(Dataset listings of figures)
START

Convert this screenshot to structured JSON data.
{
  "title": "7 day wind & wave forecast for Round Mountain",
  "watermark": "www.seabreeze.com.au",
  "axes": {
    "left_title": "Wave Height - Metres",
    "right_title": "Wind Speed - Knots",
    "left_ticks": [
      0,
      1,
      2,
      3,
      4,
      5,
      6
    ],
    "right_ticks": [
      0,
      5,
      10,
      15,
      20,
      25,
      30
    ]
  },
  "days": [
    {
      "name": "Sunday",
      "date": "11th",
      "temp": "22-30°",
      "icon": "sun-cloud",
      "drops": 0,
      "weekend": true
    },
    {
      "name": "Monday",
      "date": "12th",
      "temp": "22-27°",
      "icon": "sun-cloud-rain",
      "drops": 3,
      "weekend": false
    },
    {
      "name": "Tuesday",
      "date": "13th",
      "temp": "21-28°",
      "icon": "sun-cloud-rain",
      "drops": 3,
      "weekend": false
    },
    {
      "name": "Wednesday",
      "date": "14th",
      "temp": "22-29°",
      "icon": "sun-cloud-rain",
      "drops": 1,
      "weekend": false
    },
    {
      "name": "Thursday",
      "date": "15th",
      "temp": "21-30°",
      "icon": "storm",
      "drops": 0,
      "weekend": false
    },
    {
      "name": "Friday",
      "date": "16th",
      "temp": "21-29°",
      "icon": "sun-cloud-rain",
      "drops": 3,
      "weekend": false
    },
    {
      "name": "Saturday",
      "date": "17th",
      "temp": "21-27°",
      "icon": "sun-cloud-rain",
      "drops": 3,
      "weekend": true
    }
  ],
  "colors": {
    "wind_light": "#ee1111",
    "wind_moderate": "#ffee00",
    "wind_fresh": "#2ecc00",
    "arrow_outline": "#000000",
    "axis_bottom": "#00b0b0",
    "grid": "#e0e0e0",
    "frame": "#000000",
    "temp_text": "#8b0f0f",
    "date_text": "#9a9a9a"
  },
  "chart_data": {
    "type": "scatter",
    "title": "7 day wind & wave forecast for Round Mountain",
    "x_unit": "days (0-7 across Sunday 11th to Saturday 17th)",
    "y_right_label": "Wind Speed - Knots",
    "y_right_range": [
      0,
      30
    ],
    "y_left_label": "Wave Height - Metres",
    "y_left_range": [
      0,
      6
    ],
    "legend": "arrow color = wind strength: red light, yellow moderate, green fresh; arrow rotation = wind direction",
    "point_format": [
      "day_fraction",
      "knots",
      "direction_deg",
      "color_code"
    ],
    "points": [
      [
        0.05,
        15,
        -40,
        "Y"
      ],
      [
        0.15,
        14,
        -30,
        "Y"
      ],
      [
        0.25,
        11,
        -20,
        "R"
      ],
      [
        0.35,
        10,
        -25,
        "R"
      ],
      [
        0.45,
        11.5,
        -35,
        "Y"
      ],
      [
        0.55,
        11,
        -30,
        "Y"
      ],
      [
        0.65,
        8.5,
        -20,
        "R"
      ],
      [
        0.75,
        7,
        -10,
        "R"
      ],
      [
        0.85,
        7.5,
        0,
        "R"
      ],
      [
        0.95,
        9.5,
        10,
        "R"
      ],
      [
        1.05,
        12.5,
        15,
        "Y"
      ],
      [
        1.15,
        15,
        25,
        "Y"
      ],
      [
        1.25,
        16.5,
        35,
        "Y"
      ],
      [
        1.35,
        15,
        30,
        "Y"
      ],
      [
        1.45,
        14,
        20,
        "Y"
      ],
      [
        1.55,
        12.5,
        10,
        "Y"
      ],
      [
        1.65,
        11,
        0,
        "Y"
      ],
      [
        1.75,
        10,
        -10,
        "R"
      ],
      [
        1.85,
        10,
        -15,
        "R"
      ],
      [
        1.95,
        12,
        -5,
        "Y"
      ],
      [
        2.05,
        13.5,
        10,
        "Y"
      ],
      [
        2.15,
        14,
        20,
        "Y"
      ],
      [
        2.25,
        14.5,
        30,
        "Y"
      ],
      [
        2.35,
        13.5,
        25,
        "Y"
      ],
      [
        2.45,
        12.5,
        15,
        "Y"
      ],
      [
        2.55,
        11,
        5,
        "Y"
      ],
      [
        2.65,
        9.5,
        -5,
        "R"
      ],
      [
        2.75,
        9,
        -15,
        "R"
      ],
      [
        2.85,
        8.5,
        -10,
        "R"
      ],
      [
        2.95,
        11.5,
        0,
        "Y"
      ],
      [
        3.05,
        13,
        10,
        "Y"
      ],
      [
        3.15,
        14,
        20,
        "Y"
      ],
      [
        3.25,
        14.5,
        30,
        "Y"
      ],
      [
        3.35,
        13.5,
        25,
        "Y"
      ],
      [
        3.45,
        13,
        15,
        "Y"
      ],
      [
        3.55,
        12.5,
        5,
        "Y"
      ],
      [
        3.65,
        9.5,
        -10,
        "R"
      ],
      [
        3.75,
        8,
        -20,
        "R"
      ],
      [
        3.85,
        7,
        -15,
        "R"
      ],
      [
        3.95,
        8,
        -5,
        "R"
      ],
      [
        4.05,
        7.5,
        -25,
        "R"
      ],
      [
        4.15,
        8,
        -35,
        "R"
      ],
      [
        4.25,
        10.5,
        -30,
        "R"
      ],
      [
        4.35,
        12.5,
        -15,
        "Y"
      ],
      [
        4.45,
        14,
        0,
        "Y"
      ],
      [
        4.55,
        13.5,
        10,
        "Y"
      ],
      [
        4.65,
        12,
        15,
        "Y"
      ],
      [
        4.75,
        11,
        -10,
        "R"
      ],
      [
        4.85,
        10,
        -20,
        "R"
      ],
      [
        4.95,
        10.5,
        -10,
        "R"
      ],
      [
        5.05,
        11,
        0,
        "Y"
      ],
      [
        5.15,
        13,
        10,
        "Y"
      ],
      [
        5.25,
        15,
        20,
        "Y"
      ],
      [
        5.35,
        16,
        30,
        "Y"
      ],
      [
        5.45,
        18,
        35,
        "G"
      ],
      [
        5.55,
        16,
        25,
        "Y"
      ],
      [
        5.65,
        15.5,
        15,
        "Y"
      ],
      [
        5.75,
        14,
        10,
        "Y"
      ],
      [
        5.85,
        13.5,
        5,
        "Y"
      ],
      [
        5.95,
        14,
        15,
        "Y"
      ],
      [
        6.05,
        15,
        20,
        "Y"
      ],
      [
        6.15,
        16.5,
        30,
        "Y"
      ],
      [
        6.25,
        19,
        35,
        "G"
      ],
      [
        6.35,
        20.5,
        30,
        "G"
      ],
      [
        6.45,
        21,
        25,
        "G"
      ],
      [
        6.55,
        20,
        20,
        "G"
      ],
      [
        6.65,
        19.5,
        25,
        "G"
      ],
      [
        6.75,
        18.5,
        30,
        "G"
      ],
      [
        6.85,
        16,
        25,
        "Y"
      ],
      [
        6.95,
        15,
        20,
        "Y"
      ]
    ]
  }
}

END

→ Task statement:
Say, as a single number and nothing more, how many lines of the entries contain the word "Saturday".

→ Complete output:
2